**Written request**
Without including any pictures, copy each entry below exactly.

Raw records:

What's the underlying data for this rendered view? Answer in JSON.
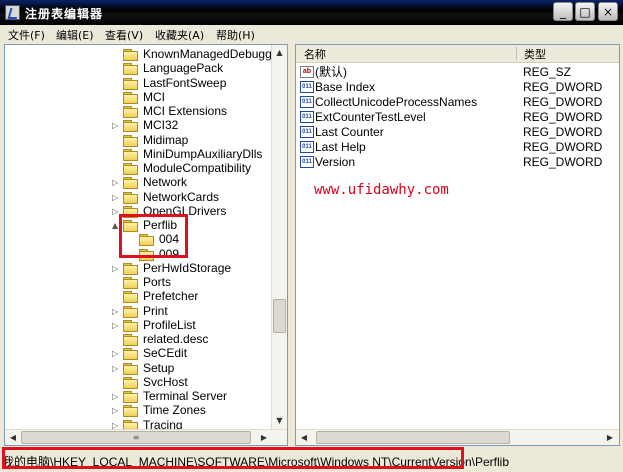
{
  "window": {
    "title": "注册表编辑器"
  },
  "menu": [
    "文件(F)",
    "编辑(E)",
    "查看(V)",
    "收藏夹(A)",
    "帮助(H)"
  ],
  "tree": {
    "items": [
      {
        "label": "KnownManagedDebugging",
        "expandable": false
      },
      {
        "label": "LanguagePack",
        "expandable": false
      },
      {
        "label": "LastFontSweep",
        "expandable": false
      },
      {
        "label": "MCI",
        "expandable": false
      },
      {
        "label": "MCI Extensions",
        "expandable": false
      },
      {
        "label": "MCI32",
        "expandable": true
      },
      {
        "label": "Midimap",
        "expandable": false
      },
      {
        "label": "MiniDumpAuxiliaryDlls",
        "expandable": false
      },
      {
        "label": "ModuleCompatibility",
        "expandable": false
      },
      {
        "label": "Network",
        "expandable": true
      },
      {
        "label": "NetworkCards",
        "expandable": true
      },
      {
        "label": "OpenGLDrivers",
        "expandable": true
      },
      {
        "label": "Perflib",
        "expandable": true,
        "expanded": true
      },
      {
        "label": "004",
        "expandable": false,
        "child": true
      },
      {
        "label": "009",
        "expandable": false,
        "child": true
      },
      {
        "label": "PerHwIdStorage",
        "expandable": true
      },
      {
        "label": "Ports",
        "expandable": false
      },
      {
        "label": "Prefetcher",
        "expandable": false
      },
      {
        "label": "Print",
        "expandable": true
      },
      {
        "label": "ProfileList",
        "expandable": true
      },
      {
        "label": "related.desc",
        "expandable": false
      },
      {
        "label": "SeCEdit",
        "expandable": true
      },
      {
        "label": "Setup",
        "expandable": true
      },
      {
        "label": "SvcHost",
        "expandable": false
      },
      {
        "label": "Terminal Server",
        "expandable": true
      },
      {
        "label": "Time Zones",
        "expandable": true
      },
      {
        "label": "Tracing",
        "expandable": true
      }
    ],
    "scroll_thumb_grip": "≡"
  },
  "list": {
    "columns": {
      "name": "名称",
      "type": "类型"
    },
    "rows": [
      {
        "icon": "string-value-icon",
        "glyph": "ab",
        "name": "(默认)",
        "type": "REG_SZ"
      },
      {
        "icon": "dword-value-icon",
        "glyph": "011",
        "name": "Base Index",
        "type": "REG_DWORD"
      },
      {
        "icon": "dword-value-icon",
        "glyph": "011",
        "name": "CollectUnicodeProcessNames",
        "type": "REG_DWORD"
      },
      {
        "icon": "dword-value-icon",
        "glyph": "011",
        "name": "ExtCounterTestLevel",
        "type": "REG_DWORD"
      },
      {
        "icon": "dword-value-icon",
        "glyph": "011",
        "name": "Last Counter",
        "type": "REG_DWORD"
      },
      {
        "icon": "dword-value-icon",
        "glyph": "011",
        "name": "Last Help",
        "type": "REG_DWORD"
      },
      {
        "icon": "dword-value-icon",
        "glyph": "011",
        "name": "Version",
        "type": "REG_DWORD"
      }
    ]
  },
  "watermark": "www.ufidawhy.com",
  "status": {
    "path": "我的电脑\\HKEY_LOCAL_MACHINE\\SOFTWARE\\Microsoft\\Windows NT\\CurrentVersion\\Perflib"
  },
  "colors": {
    "highlight": "#e0101e",
    "watermark": "#e0001b"
  }
}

**Completed exercise**
What's the underlying data for this rendered view? Answer in JSON.
{
  "window": {
    "title": "注册表编辑器"
  },
  "menu": [
    "文件(F)",
    "编辑(E)",
    "查看(V)",
    "收藏夹(A)",
    "帮助(H)"
  ],
  "tree": {
    "items": [
      {
        "label": "KnownManagedDebugging",
        "expandable": false
      },
      {
        "label": "LanguagePack",
        "expandable": false
      },
      {
        "label": "LastFontSweep",
        "expandable": false
      },
      {
        "label": "MCI",
        "expandable": false
      },
      {
        "label": "MCI Extensions",
        "expandable": false
      },
      {
        "label": "MCI32",
        "expandable": true
      },
      {
        "label": "Midimap",
        "expandable": false
      },
      {
        "label": "MiniDumpAuxiliaryDlls",
        "expandable": false
      },
      {
        "label": "ModuleCompatibility",
        "expandable": false
      },
      {
        "label": "Network",
        "expandable": true
      },
      {
        "label": "NetworkCards",
        "expandable": true
      },
      {
        "label": "OpenGLDrivers",
        "expandable": true
      },
      {
        "label": "Perflib",
        "expandable": true,
        "expanded": true
      },
      {
        "label": "004",
        "expandable": false,
        "child": true
      },
      {
        "label": "009",
        "expandable": false,
        "child": true
      },
      {
        "label": "PerHwIdStorage",
        "expandable": true
      },
      {
        "label": "Ports",
        "expandable": false
      },
      {
        "label": "Prefetcher",
        "expandable": false
      },
      {
        "label": "Print",
        "expandable": true
      },
      {
        "label": "ProfileList",
        "expandable": true
      },
      {
        "label": "related.desc",
        "expandable": false
      },
      {
        "label": "SeCEdit",
        "expandable": true
      },
      {
        "label": "Setup",
        "expandable": true
      },
      {
        "label": "SvcHost",
        "expandable": false
      },
      {
        "label": "Terminal Server",
        "expandable": true
      },
      {
        "label": "Time Zones",
        "expandable": true
      },
      {
        "label": "Tracing",
        "expandable": true
      }
    ],
    "scroll_thumb_grip": "≡"
  },
  "list": {
    "columns": {
      "name": "名称",
      "type": "类型"
    },
    "rows": [
      {
        "icon": "string-value-icon",
        "glyph": "ab",
        "name": "(默认)",
        "type": "REG_SZ"
      },
      {
        "icon": "dword-value-icon",
        "glyph": "011",
        "name": "Base Index",
        "type": "REG_DWORD"
      },
      {
        "icon": "dword-value-icon",
        "glyph": "011",
        "name": "CollectUnicodeProcessNames",
        "type": "REG_DWORD"
      },
      {
        "icon": "dword-value-icon",
        "glyph": "011",
        "name": "ExtCounterTestLevel",
        "type": "REG_DWORD"
      },
      {
        "icon": "dword-value-icon",
        "glyph": "011",
        "name": "Last Counter",
        "type": "REG_DWORD"
      },
      {
        "icon": "dword-value-icon",
        "glyph": "011",
        "name": "Last Help",
        "type": "REG_DWORD"
      },
      {
        "icon": "dword-value-icon",
        "glyph": "011",
        "name": "Version",
        "type": "REG_DWORD"
      }
    ]
  },
  "watermark": "www.ufidawhy.com",
  "status": {
    "path": "我的电脑\\HKEY_LOCAL_MACHINE\\SOFTWARE\\Microsoft\\Windows NT\\CurrentVersion\\Perflib"
  },
  "colors": {
    "highlight": "#e0101e",
    "watermark": "#e0001b"
  }
}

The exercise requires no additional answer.